* Directions *
Please transcribe all of the records precisely.

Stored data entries
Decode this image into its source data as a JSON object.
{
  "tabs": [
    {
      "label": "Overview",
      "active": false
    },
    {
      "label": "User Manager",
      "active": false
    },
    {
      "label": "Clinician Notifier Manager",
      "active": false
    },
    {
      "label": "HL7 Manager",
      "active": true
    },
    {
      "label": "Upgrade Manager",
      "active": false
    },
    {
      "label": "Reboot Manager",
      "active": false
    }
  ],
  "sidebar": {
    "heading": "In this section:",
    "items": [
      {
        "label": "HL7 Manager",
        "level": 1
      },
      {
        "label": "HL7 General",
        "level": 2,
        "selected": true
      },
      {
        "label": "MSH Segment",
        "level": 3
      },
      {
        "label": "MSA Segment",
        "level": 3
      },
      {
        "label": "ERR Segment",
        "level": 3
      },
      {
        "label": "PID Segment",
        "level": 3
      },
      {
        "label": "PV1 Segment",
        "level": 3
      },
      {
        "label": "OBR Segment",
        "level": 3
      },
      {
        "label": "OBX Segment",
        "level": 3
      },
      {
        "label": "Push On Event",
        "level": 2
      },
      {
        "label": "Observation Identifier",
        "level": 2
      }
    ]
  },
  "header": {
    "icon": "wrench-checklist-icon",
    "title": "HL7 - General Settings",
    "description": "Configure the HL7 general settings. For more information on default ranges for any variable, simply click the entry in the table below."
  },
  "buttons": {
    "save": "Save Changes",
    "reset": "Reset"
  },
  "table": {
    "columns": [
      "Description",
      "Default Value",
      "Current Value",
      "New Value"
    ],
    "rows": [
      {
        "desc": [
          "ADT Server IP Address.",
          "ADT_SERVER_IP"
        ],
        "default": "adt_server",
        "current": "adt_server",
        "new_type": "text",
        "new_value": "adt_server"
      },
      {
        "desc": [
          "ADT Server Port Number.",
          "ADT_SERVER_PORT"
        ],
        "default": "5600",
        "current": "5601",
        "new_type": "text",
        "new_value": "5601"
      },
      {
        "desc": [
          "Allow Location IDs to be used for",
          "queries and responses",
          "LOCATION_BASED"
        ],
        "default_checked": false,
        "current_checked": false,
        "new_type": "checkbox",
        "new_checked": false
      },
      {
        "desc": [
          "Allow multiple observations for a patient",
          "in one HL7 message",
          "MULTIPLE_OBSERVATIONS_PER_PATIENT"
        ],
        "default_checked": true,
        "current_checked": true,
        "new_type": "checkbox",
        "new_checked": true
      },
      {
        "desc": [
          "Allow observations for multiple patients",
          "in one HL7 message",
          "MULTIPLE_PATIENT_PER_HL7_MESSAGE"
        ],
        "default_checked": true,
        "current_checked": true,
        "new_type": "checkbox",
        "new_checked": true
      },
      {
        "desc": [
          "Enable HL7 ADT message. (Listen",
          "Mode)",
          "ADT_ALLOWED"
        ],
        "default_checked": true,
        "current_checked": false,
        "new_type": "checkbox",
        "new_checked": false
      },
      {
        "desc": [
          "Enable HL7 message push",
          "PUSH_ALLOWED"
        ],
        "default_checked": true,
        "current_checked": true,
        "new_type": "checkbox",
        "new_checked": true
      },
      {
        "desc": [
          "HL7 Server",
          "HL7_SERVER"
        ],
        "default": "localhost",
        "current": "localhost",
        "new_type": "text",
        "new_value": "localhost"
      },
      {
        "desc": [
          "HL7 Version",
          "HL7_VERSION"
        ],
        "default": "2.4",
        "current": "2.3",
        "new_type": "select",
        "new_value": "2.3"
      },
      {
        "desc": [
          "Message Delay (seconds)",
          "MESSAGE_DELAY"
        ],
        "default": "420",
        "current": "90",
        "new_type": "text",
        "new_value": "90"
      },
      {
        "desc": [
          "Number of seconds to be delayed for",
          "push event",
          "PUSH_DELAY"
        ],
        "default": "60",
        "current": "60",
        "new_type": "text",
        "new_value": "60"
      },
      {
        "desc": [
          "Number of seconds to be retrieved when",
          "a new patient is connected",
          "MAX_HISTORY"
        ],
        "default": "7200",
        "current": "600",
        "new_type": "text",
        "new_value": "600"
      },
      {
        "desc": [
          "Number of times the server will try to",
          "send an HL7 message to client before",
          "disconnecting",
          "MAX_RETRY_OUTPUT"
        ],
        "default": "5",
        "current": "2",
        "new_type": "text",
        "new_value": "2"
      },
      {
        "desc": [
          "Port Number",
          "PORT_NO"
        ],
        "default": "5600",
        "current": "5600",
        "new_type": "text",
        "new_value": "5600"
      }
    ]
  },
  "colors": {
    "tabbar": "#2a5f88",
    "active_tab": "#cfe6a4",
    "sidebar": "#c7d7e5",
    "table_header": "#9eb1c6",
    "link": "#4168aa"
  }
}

* Answer *
Decode this image into its source data as a JSON object.
{
  "tabs": [
    {
      "label": "Overview",
      "active": false
    },
    {
      "label": "User Manager",
      "active": false
    },
    {
      "label": "Clinician Notifier Manager",
      "active": false
    },
    {
      "label": "HL7 Manager",
      "active": true
    },
    {
      "label": "Upgrade Manager",
      "active": false
    },
    {
      "label": "Reboot Manager",
      "active": false
    }
  ],
  "sidebar": {
    "heading": "In this section:",
    "items": [
      {
        "label": "HL7 Manager",
        "level": 1
      },
      {
        "label": "HL7 General",
        "level": 2,
        "selected": true
      },
      {
        "label": "MSH Segment",
        "level": 3
      },
      {
        "label": "MSA Segment",
        "level": 3
      },
      {
        "label": "ERR Segment",
        "level": 3
      },
      {
        "label": "PID Segment",
        "level": 3
      },
      {
        "label": "PV1 Segment",
        "level": 3
      },
      {
        "label": "OBR Segment",
        "level": 3
      },
      {
        "label": "OBX Segment",
        "level": 3
      },
      {
        "label": "Push On Event",
        "level": 2
      },
      {
        "label": "Observation Identifier",
        "level": 2
      }
    ]
  },
  "header": {
    "icon": "wrench-checklist-icon",
    "title": "HL7 - General Settings",
    "description": "Configure the HL7 general settings. For more information on default ranges for any variable, simply click the entry in the table below."
  },
  "buttons": {
    "save": "Save Changes",
    "reset": "Reset"
  },
  "table": {
    "columns": [
      "Description",
      "Default Value",
      "Current Value",
      "New Value"
    ],
    "rows": [
      {
        "desc": [
          "ADT Server IP Address.",
          "ADT_SERVER_IP"
        ],
        "default": "adt_server",
        "current": "adt_server",
        "new_type": "text",
        "new_value": "adt_server"
      },
      {
        "desc": [
          "ADT Server Port Number.",
          "ADT_SERVER_PORT"
        ],
        "default": "5600",
        "current": "5601",
        "new_type": "text",
        "new_value": "5601"
      },
      {
        "desc": [
          "Allow Location IDs to be used for",
          "queries and responses",
          "LOCATION_BASED"
        ],
        "default_checked": false,
        "current_checked": false,
        "new_type": "checkbox",
        "new_checked": false
      },
      {
        "desc": [
          "Allow multiple observations for a patient",
          "in one HL7 message",
          "MULTIPLE_OBSERVATIONS_PER_PATIENT"
        ],
        "default_checked": true,
        "current_checked": true,
        "new_type": "checkbox",
        "new_checked": true
      },
      {
        "desc": [
          "Allow observations for multiple patients",
          "in one HL7 message",
          "MULTIPLE_PATIENT_PER_HL7_MESSAGE"
        ],
        "default_checked": true,
        "current_checked": true,
        "new_type": "checkbox",
        "new_checked": true
      },
      {
        "desc": [
          "Enable HL7 ADT message. (Listen",
          "Mode)",
          "ADT_ALLOWED"
        ],
        "default_checked": true,
        "current_checked": false,
        "new_type": "checkbox",
        "new_checked": false
      },
      {
        "desc": [
          "Enable HL7 message push",
          "PUSH_ALLOWED"
        ],
        "default_checked": true,
        "current_checked": true,
        "new_type": "checkbox",
        "new_checked": true
      },
      {
        "desc": [
          "HL7 Server",
          "HL7_SERVER"
        ],
        "default": "localhost",
        "current": "localhost",
        "new_type": "text",
        "new_value": "localhost"
      },
      {
        "desc": [
          "HL7 Version",
          "HL7_VERSION"
        ],
        "default": "2.4",
        "current": "2.3",
        "new_type": "select",
        "new_value": "2.3"
      },
      {
        "desc": [
          "Message Delay (seconds)",
          "MESSAGE_DELAY"
        ],
        "default": "420",
        "current": "90",
        "new_type": "text",
        "new_value": "90"
      },
      {
        "desc": [
          "Number of seconds to be delayed for",
          "push event",
          "PUSH_DELAY"
        ],
        "default": "60",
        "current": "60",
        "new_type": "text",
        "new_value": "60"
      },
      {
        "desc": [
          "Number of seconds to be retrieved when",
          "a new patient is connected",
          "MAX_HISTORY"
        ],
        "default": "7200",
        "current": "600",
        "new_type": "text",
        "new_value": "600"
      },
      {
        "desc": [
          "Number of times the server will try to",
          "send an HL7 message to client before",
          "disconnecting",
          "MAX_RETRY_OUTPUT"
        ],
        "default": "5",
        "current": "2",
        "new_type": "text",
        "new_value": "2"
      },
      {
        "desc": [
          "Port Number",
          "PORT_NO"
        ],
        "default": "5600",
        "current": "5600",
        "new_type": "text",
        "new_value": "5600"
      }
    ]
  },
  "colors": {
    "tabbar": "#2a5f88",
    "active_tab": "#cfe6a4",
    "sidebar": "#c7d7e5",
    "table_header": "#9eb1c6",
    "link": "#4168aa"
  }
}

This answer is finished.